◆ **Task to complete**
Give a verbatim copy of the lines below, minus the pictures.

◆ **Records for the exercise**
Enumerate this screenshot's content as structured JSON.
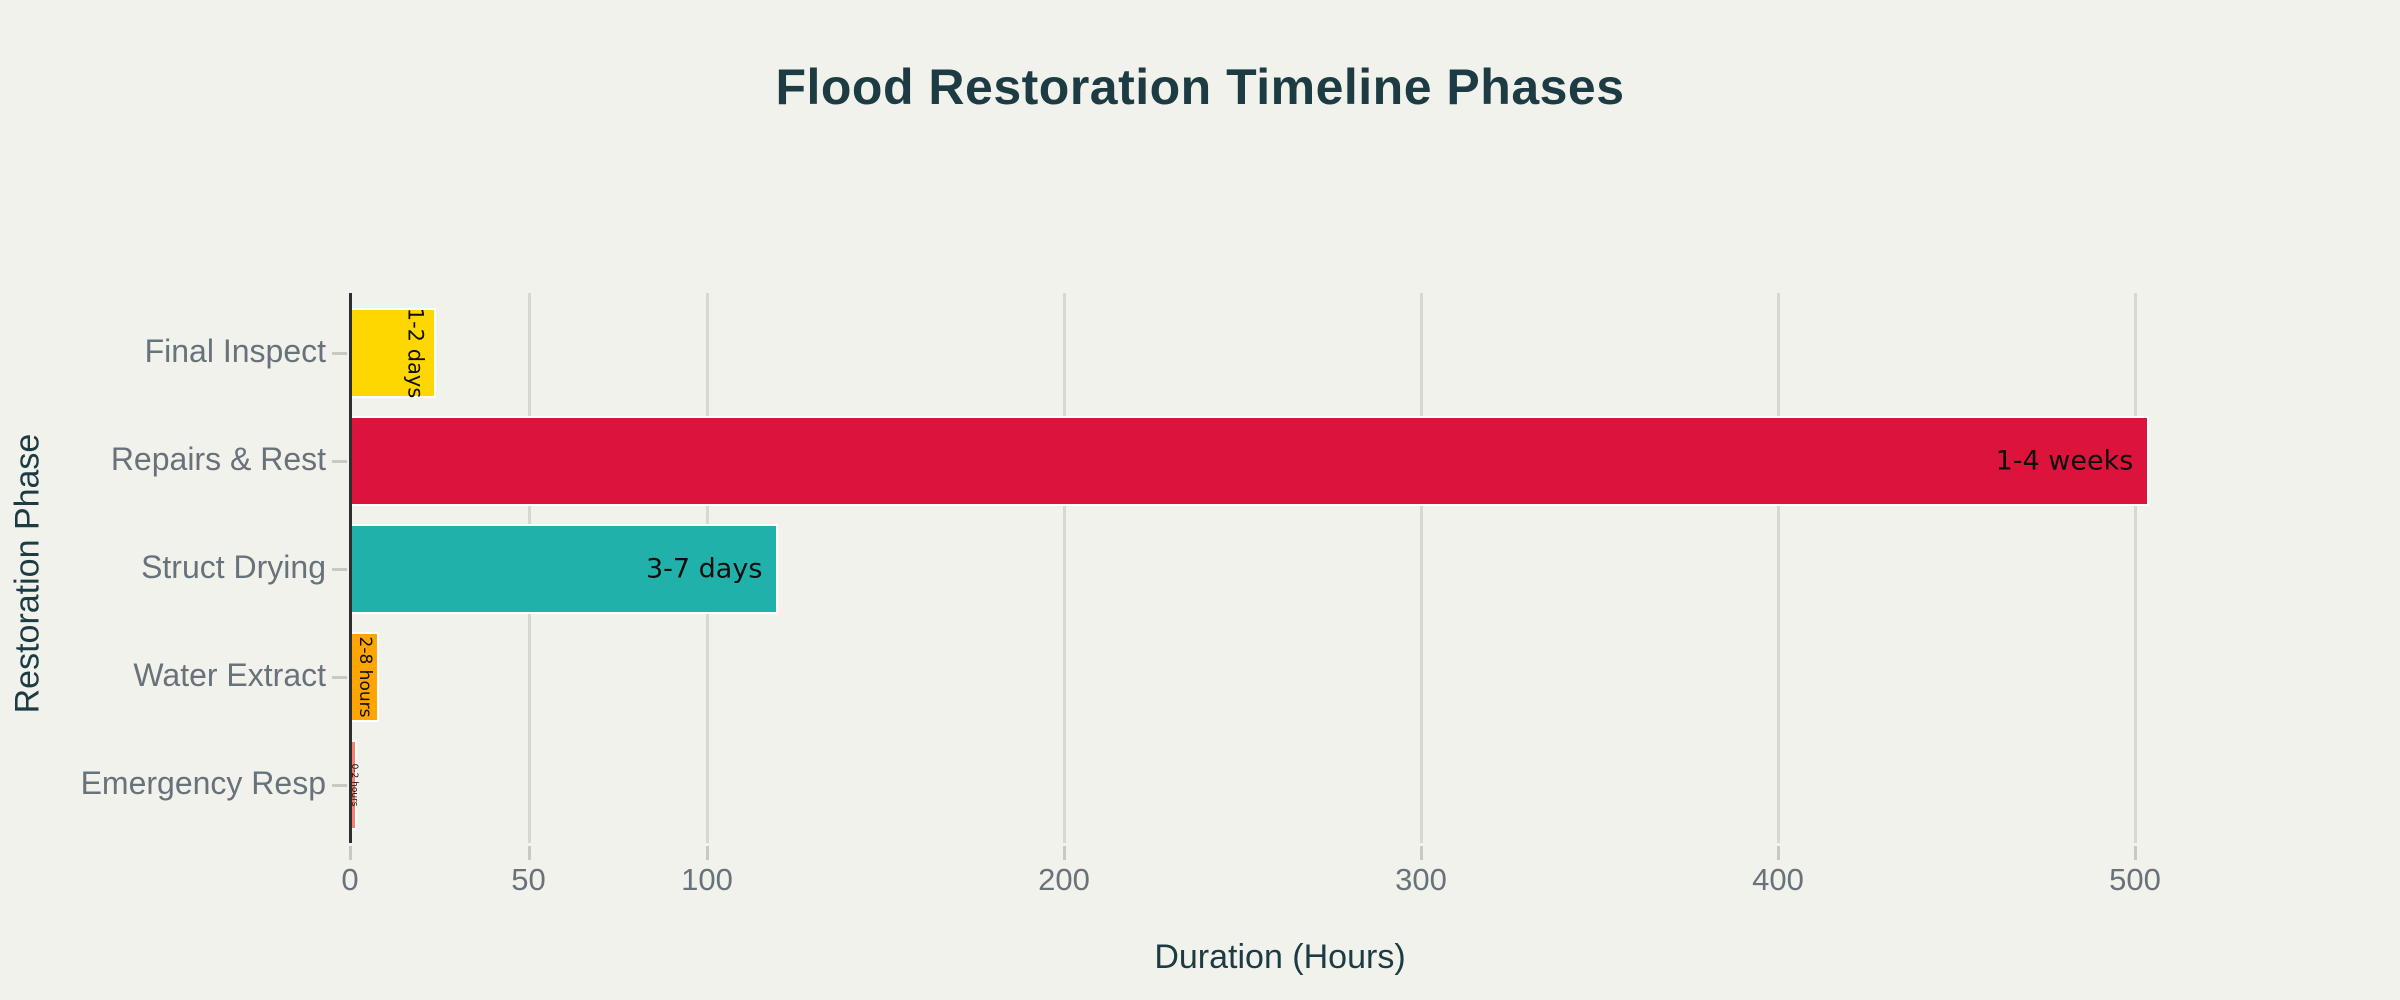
{
  "page": {
    "background_color": "#F2F2EC"
  },
  "chart_data": {
    "type": "bar",
    "orientation": "horizontal",
    "title": "Flood Restoration Timeline Phases",
    "xlabel": "Duration (Hours)",
    "ylabel": "Restoration Phase",
    "categories": [
      "Final Inspect",
      "Repairs & Rest",
      "Struct Drying",
      "Water Extract",
      "Emergency Resp"
    ],
    "values": [
      24,
      504,
      120,
      8,
      2
    ],
    "bar_labels": [
      "1-2 days",
      "1-4 weeks",
      "3-7 days",
      "2-8 hours",
      "0-2 hours"
    ],
    "bar_colors": [
      "#FFD700",
      "#DC143C",
      "#20B2AA",
      "#FFA500",
      "#FA8072"
    ],
    "bar_label_styles": [
      {
        "rotated": true,
        "size": 21
      },
      {
        "rotated": false,
        "size": 27
      },
      {
        "rotated": false,
        "size": 27
      },
      {
        "rotated": true,
        "size": 17
      },
      {
        "rotated": true,
        "size": 9
      }
    ],
    "x_ticks": [
      0,
      50,
      100,
      200,
      300,
      400,
      500
    ],
    "xlim": [
      0,
      521
    ],
    "grid": "vertical-on",
    "legend": "none",
    "colors": {
      "title": "#1C3B43",
      "axis_title": "#1C3B43",
      "tick_label": "#68727A",
      "gridline": "#D8D8D2",
      "axis_line": "#2E2E2E",
      "bar_edge": "#FFFFFF",
      "bar_value_text": "#0E0E0E"
    }
  }
}
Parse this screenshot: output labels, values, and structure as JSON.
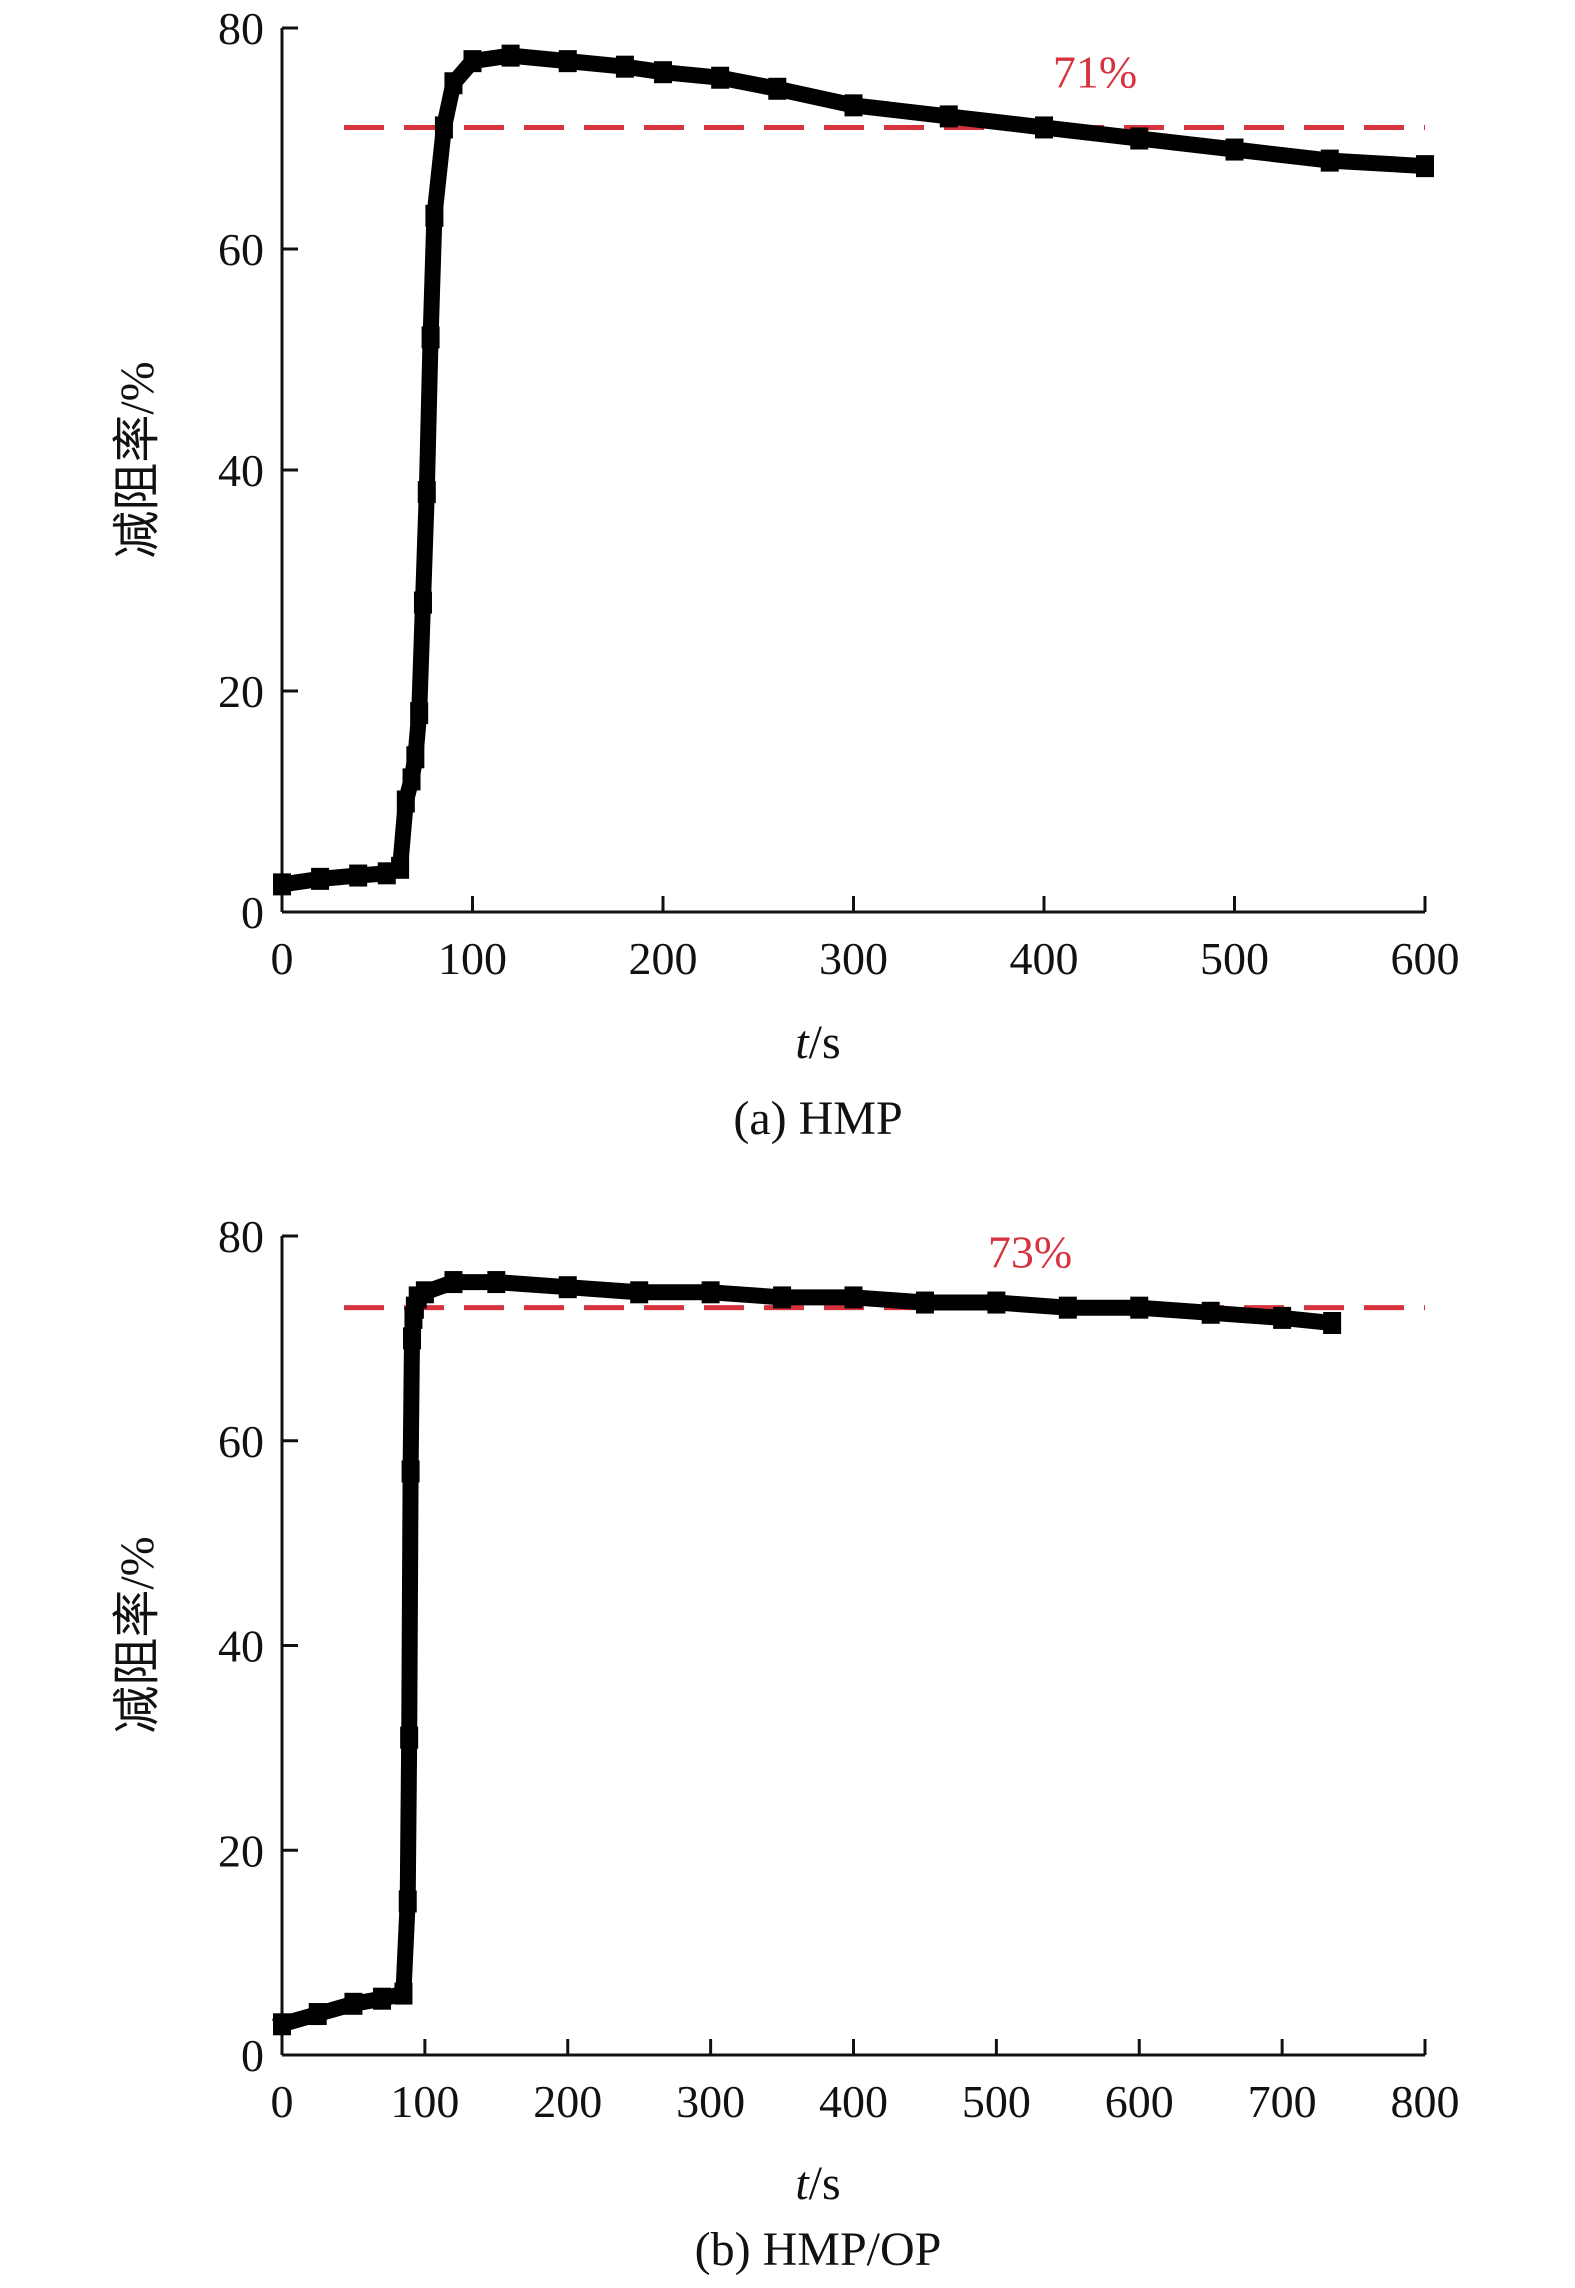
{
  "chart_data": [
    {
      "type": "line",
      "caption": "(a) HMP",
      "xlabel_var": "t",
      "xlabel_unit": "/s",
      "ylabel": "减阻率/%",
      "xlim": [
        0,
        600
      ],
      "ylim": [
        0,
        80
      ],
      "xticks": [
        0,
        100,
        200,
        300,
        400,
        500,
        600
      ],
      "yticks": [
        0,
        20,
        40,
        60,
        80
      ],
      "grid": false,
      "series": [
        {
          "x": [
            0,
            20,
            40,
            55,
            62,
            65,
            68,
            70,
            72,
            74,
            76,
            78,
            80,
            85,
            90,
            100,
            120,
            150,
            180,
            200,
            230,
            260,
            300,
            350,
            400,
            450,
            500,
            550,
            600
          ],
          "y": [
            2.5,
            3,
            3.3,
            3.5,
            4,
            10,
            12,
            14,
            18,
            28,
            38,
            52,
            63,
            71,
            75,
            77,
            77.5,
            77,
            76.5,
            76,
            75.5,
            74.5,
            73,
            72,
            71,
            70,
            69,
            68,
            67.5
          ]
        }
      ],
      "reference": {
        "y": 71,
        "label": "71%",
        "color": "#d6333f"
      },
      "line_color": "#000000"
    },
    {
      "type": "line",
      "caption": "(b) HMP/OP",
      "xlabel_var": "t",
      "xlabel_unit": "/s",
      "ylabel": "减阻率/%",
      "xlim": [
        0,
        800
      ],
      "ylim": [
        0,
        80
      ],
      "xticks": [
        0,
        100,
        200,
        300,
        400,
        500,
        600,
        700,
        800
      ],
      "yticks": [
        0,
        20,
        40,
        60,
        80
      ],
      "grid": false,
      "series": [
        {
          "x": [
            0,
            25,
            50,
            70,
            85,
            88,
            89,
            90,
            91,
            92,
            93,
            95,
            100,
            120,
            150,
            200,
            250,
            300,
            350,
            400,
            450,
            500,
            550,
            600,
            650,
            700,
            735
          ],
          "y": [
            3,
            4,
            5,
            5.5,
            6,
            15,
            31,
            57,
            70,
            72,
            73,
            74,
            74.5,
            75.5,
            75.5,
            75,
            74.5,
            74.5,
            74,
            74,
            73.5,
            73.5,
            73,
            73,
            72.5,
            72,
            71.5
          ]
        }
      ],
      "reference": {
        "y": 73,
        "label": "73%",
        "color": "#d6333f"
      },
      "line_color": "#000000"
    }
  ]
}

◆ **Correct response**
Enumerate this screenshot's content as structured JSON.
{
  "page": {
    "background_color": "#F2F2EC"
  },
  "chart_data": {
    "type": "bar",
    "orientation": "horizontal",
    "title": "Flood Restoration Timeline Phases",
    "xlabel": "Duration (Hours)",
    "ylabel": "Restoration Phase",
    "categories": [
      "Final Inspect",
      "Repairs & Rest",
      "Struct Drying",
      "Water Extract",
      "Emergency Resp"
    ],
    "values": [
      24,
      504,
      120,
      8,
      2
    ],
    "bar_labels": [
      "1-2 days",
      "1-4 weeks",
      "3-7 days",
      "2-8 hours",
      "0-2 hours"
    ],
    "bar_colors": [
      "#FFD700",
      "#DC143C",
      "#20B2AA",
      "#FFA500",
      "#FA8072"
    ],
    "bar_label_styles": [
      {
        "rotated": true,
        "size": 21
      },
      {
        "rotated": false,
        "size": 27
      },
      {
        "rotated": false,
        "size": 27
      },
      {
        "rotated": true,
        "size": 17
      },
      {
        "rotated": true,
        "size": 9
      }
    ],
    "x_ticks": [
      0,
      50,
      100,
      200,
      300,
      400,
      500
    ],
    "xlim": [
      0,
      521
    ],
    "grid": "vertical-on",
    "legend": "none",
    "colors": {
      "title": "#1C3B43",
      "axis_title": "#1C3B43",
      "tick_label": "#68727A",
      "gridline": "#D8D8D2",
      "axis_line": "#2E2E2E",
      "bar_edge": "#FFFFFF",
      "bar_value_text": "#0E0E0E"
    }
  }
}
Parse this screenshot: output labels, values, and structure as JSON.
{
  "chart_data": [
    {
      "type": "line",
      "caption": "(a) HMP",
      "xlabel_var": "t",
      "xlabel_unit": "/s",
      "ylabel": "减阻率/%",
      "xlim": [
        0,
        600
      ],
      "ylim": [
        0,
        80
      ],
      "xticks": [
        0,
        100,
        200,
        300,
        400,
        500,
        600
      ],
      "yticks": [
        0,
        20,
        40,
        60,
        80
      ],
      "grid": false,
      "series": [
        {
          "x": [
            0,
            20,
            40,
            55,
            62,
            65,
            68,
            70,
            72,
            74,
            76,
            78,
            80,
            85,
            90,
            100,
            120,
            150,
            180,
            200,
            230,
            260,
            300,
            350,
            400,
            450,
            500,
            550,
            600
          ],
          "y": [
            2.5,
            3,
            3.3,
            3.5,
            4,
            10,
            12,
            14,
            18,
            28,
            38,
            52,
            63,
            71,
            75,
            77,
            77.5,
            77,
            76.5,
            76,
            75.5,
            74.5,
            73,
            72,
            71,
            70,
            69,
            68,
            67.5
          ]
        }
      ],
      "reference": {
        "y": 71,
        "label": "71%",
        "color": "#d6333f"
      },
      "line_color": "#000000"
    },
    {
      "type": "line",
      "caption": "(b) HMP/OP",
      "xlabel_var": "t",
      "xlabel_unit": "/s",
      "ylabel": "减阻率/%",
      "xlim": [
        0,
        800
      ],
      "ylim": [
        0,
        80
      ],
      "xticks": [
        0,
        100,
        200,
        300,
        400,
        500,
        600,
        700,
        800
      ],
      "yticks": [
        0,
        20,
        40,
        60,
        80
      ],
      "grid": false,
      "series": [
        {
          "x": [
            0,
            25,
            50,
            70,
            85,
            88,
            89,
            90,
            91,
            92,
            93,
            95,
            100,
            120,
            150,
            200,
            250,
            300,
            350,
            400,
            450,
            500,
            550,
            600,
            650,
            700,
            735
          ],
          "y": [
            3,
            4,
            5,
            5.5,
            6,
            15,
            31,
            57,
            70,
            72,
            73,
            74,
            74.5,
            75.5,
            75.5,
            75,
            74.5,
            74.5,
            74,
            74,
            73.5,
            73.5,
            73,
            73,
            72.5,
            72,
            71.5
          ]
        }
      ],
      "reference": {
        "y": 73,
        "label": "73%",
        "color": "#d6333f"
      },
      "line_color": "#000000"
    }
  ]
}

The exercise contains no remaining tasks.